* _Task to complete_:
Omitting all pictures, print the lines of the listing from the one containing "Parse this screenshot: output" through the final line, both ends included, with no other text.

* _Information supplied_:
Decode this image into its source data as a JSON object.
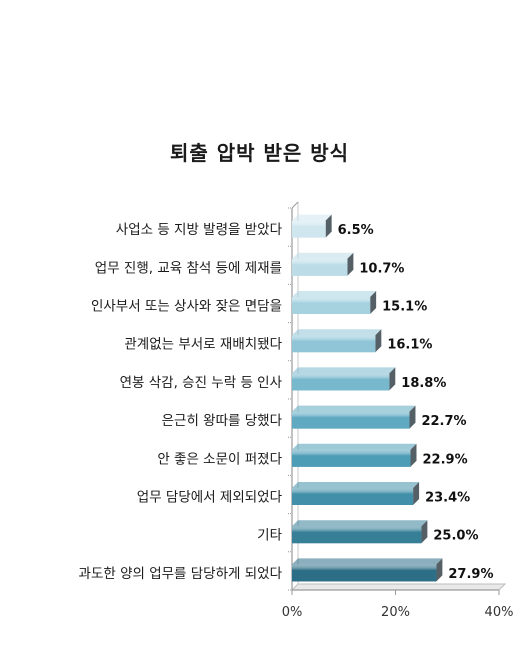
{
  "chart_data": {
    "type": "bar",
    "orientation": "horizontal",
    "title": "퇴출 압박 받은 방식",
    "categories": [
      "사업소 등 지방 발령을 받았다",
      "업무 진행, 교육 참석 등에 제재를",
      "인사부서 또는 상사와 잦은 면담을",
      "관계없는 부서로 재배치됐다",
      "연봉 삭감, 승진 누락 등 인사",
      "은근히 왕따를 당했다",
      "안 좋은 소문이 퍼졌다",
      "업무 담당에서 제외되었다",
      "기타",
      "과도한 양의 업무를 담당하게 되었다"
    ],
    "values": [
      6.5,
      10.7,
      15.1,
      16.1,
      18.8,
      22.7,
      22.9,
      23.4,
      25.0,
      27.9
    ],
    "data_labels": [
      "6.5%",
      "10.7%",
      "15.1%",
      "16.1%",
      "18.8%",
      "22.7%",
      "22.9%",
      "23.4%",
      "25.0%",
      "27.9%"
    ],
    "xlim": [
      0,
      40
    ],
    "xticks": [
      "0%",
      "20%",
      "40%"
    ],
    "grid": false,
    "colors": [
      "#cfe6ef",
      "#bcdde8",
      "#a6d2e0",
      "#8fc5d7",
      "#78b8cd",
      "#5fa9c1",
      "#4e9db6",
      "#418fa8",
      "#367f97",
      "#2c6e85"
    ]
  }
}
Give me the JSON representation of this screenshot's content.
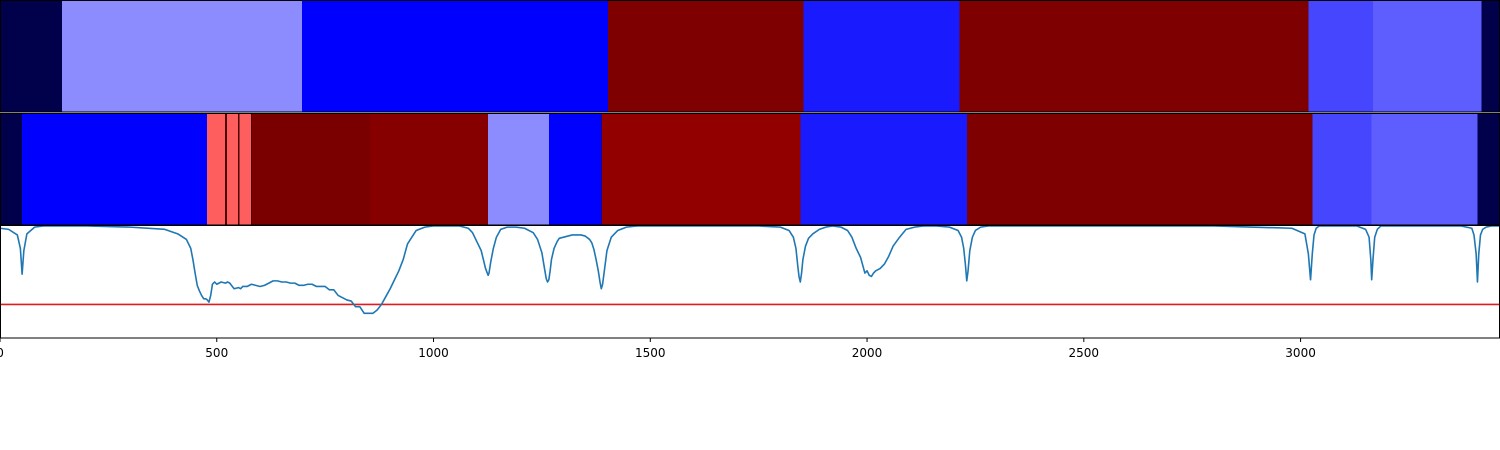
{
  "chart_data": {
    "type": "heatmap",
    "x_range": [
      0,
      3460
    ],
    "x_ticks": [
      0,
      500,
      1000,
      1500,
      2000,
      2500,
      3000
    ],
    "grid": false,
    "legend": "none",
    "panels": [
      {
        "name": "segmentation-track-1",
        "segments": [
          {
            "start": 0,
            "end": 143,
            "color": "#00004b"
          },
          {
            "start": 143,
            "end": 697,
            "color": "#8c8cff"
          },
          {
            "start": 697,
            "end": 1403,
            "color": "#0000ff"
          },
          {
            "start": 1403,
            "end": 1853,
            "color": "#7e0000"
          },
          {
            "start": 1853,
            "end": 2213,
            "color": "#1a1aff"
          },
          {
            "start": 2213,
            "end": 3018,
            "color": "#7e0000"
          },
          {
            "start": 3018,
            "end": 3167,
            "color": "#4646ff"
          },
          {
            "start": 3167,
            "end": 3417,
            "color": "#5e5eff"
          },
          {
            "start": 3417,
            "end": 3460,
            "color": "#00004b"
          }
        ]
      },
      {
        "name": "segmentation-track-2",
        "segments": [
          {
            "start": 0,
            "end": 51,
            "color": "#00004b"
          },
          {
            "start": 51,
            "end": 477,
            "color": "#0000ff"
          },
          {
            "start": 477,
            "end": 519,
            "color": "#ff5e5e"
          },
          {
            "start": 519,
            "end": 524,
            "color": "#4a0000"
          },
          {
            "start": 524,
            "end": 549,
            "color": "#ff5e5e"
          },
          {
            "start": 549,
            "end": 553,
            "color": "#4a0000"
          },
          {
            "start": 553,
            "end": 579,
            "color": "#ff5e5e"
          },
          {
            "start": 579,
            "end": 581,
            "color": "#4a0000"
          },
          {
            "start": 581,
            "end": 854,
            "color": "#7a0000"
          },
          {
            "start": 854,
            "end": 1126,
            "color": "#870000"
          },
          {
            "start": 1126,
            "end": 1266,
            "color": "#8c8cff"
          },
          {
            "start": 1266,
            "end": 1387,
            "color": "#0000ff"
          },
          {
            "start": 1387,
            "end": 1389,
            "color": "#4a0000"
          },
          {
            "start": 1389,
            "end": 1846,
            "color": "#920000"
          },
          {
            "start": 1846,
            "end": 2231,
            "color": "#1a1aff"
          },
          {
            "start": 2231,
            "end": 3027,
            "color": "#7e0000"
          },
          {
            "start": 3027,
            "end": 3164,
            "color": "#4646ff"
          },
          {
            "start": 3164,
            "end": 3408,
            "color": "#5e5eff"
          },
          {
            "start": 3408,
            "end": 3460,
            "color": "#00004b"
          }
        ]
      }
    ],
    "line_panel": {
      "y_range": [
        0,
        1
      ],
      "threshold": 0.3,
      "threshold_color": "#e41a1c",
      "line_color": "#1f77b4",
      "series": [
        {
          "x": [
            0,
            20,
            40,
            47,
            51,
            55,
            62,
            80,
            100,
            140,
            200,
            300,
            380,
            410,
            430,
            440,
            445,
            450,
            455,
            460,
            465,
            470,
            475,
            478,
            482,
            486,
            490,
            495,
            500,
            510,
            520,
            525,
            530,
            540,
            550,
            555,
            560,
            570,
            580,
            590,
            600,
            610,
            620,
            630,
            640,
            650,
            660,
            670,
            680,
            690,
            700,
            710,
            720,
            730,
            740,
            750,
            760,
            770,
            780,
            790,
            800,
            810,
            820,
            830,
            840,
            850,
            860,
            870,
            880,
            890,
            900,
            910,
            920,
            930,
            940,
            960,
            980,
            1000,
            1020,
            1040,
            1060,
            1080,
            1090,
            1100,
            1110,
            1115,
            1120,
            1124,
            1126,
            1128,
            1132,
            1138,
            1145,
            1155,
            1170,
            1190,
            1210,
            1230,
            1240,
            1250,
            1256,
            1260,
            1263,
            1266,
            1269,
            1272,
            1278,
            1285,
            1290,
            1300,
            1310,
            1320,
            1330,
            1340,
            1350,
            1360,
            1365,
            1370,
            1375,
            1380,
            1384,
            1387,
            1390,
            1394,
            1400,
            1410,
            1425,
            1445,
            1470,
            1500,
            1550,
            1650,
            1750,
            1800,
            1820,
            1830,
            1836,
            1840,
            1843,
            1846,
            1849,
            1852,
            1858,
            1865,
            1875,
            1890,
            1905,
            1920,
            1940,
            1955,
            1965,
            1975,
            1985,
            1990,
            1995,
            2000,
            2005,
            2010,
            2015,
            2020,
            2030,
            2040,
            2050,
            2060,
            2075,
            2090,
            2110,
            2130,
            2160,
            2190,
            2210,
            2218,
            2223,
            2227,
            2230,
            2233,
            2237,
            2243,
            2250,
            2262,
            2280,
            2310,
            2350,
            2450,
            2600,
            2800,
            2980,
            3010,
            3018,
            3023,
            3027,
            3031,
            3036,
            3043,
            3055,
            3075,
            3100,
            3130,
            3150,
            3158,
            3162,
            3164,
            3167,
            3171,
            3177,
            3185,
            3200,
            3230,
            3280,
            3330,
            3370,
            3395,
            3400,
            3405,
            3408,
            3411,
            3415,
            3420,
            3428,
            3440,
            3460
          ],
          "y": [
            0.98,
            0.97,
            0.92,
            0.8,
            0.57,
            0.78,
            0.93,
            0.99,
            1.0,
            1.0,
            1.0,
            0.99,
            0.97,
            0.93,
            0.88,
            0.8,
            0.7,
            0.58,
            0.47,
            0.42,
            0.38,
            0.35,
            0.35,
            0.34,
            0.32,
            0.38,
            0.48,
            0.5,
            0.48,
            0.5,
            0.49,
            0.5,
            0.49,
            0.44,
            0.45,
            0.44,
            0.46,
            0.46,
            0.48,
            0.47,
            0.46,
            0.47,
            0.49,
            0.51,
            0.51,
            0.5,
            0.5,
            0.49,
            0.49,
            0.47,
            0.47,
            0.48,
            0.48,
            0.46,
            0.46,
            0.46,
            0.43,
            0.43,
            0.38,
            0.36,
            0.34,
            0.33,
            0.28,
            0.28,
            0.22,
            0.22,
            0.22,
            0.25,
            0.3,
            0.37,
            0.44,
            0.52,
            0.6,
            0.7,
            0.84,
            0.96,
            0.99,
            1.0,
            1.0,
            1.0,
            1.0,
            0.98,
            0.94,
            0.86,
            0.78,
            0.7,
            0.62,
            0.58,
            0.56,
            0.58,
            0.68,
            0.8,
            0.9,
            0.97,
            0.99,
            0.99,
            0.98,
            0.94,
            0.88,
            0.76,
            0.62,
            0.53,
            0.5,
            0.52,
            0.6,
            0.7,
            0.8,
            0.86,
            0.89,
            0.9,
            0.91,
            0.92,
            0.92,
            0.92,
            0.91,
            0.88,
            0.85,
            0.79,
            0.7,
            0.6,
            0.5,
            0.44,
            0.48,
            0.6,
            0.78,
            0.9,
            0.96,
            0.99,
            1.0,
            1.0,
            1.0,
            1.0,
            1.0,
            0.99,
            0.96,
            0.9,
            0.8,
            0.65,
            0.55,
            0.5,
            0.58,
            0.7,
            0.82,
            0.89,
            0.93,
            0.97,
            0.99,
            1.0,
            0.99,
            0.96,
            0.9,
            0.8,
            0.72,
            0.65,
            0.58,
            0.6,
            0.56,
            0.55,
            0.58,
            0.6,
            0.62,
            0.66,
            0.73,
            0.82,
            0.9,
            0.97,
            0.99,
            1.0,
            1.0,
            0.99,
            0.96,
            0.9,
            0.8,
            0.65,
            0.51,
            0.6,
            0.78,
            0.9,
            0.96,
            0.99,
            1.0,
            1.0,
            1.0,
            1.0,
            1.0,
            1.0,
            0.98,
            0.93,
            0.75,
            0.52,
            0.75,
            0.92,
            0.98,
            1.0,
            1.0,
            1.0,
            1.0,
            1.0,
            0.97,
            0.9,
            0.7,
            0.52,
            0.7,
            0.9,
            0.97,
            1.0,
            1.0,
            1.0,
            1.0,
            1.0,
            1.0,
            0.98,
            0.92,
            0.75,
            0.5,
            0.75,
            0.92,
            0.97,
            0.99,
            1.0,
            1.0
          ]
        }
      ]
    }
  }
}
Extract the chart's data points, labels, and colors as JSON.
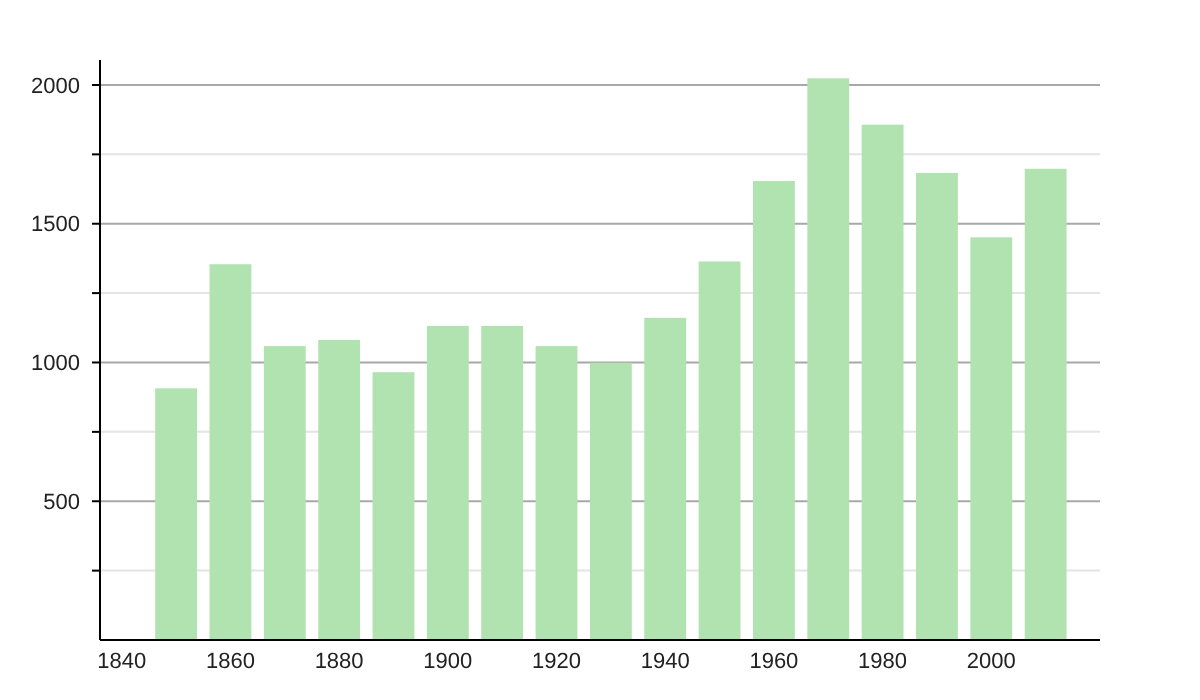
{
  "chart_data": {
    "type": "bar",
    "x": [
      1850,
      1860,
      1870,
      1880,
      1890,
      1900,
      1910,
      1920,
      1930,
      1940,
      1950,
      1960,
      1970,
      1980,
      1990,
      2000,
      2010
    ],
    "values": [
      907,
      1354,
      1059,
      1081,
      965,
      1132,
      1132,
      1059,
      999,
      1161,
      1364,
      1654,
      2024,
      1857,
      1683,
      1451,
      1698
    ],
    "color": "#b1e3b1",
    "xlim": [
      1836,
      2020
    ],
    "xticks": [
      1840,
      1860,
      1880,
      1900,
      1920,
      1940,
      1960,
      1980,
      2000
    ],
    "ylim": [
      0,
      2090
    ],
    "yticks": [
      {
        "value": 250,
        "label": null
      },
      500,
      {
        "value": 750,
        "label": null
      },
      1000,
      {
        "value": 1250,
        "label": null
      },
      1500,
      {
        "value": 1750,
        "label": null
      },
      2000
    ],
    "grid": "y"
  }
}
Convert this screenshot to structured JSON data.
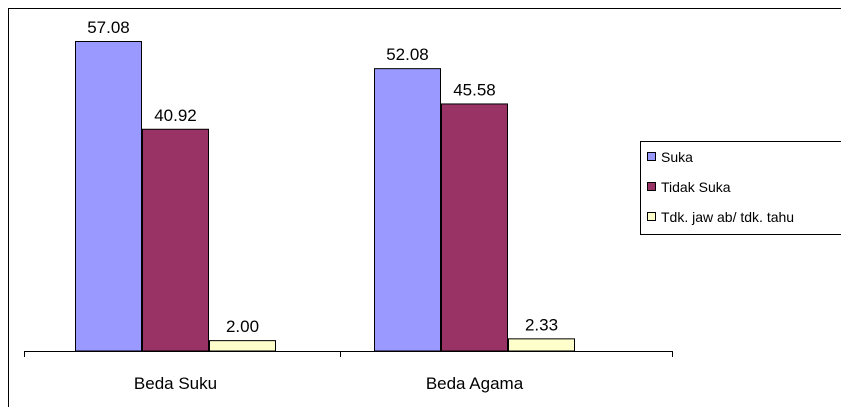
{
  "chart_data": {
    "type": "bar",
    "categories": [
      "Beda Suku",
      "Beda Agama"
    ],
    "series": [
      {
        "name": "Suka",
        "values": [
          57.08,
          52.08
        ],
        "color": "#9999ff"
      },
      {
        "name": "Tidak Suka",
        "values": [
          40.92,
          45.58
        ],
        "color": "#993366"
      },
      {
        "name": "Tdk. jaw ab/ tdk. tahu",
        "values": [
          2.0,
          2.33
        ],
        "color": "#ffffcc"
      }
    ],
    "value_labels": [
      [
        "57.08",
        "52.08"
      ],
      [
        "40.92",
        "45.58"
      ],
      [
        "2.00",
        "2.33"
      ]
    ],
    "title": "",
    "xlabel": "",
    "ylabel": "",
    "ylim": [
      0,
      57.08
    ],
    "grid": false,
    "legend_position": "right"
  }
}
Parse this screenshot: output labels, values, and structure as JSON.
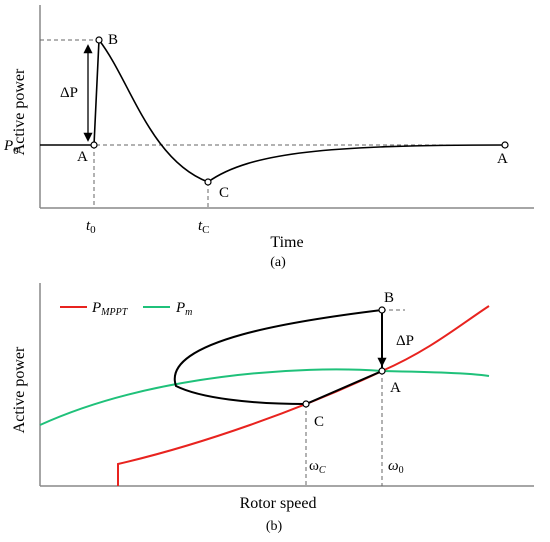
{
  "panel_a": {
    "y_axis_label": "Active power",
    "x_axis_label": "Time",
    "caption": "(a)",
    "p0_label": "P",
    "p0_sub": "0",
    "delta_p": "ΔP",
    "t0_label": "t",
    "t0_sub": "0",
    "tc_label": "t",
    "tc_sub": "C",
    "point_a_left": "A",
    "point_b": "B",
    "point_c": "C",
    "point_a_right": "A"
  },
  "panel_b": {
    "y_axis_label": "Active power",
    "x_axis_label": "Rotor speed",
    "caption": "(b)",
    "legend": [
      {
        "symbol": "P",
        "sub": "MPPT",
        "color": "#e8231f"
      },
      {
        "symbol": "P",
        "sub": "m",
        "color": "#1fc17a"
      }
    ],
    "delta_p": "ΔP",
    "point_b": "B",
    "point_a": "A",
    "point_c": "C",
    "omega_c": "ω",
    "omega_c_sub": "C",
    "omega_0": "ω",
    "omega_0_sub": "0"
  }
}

* _Task solution_:
Parse this screenshot: output labels, values, and structure as JSON.
{
  "panel_a": {
    "y_axis_label": "Active power",
    "x_axis_label": "Time",
    "caption": "(a)",
    "p0_label": "P",
    "p0_sub": "0",
    "delta_p": "ΔP",
    "t0_label": "t",
    "t0_sub": "0",
    "tc_label": "t",
    "tc_sub": "C",
    "point_a_left": "A",
    "point_b": "B",
    "point_c": "C",
    "point_a_right": "A"
  },
  "panel_b": {
    "y_axis_label": "Active power",
    "x_axis_label": "Rotor speed",
    "caption": "(b)",
    "legend": [
      {
        "symbol": "P",
        "sub": "MPPT",
        "color": "#e8231f"
      },
      {
        "symbol": "P",
        "sub": "m",
        "color": "#1fc17a"
      }
    ],
    "delta_p": "ΔP",
    "point_b": "B",
    "point_a": "A",
    "point_c": "C",
    "omega_c": "ω",
    "omega_c_sub": "C",
    "omega_0": "ω",
    "omega_0_sub": "0"
  }
}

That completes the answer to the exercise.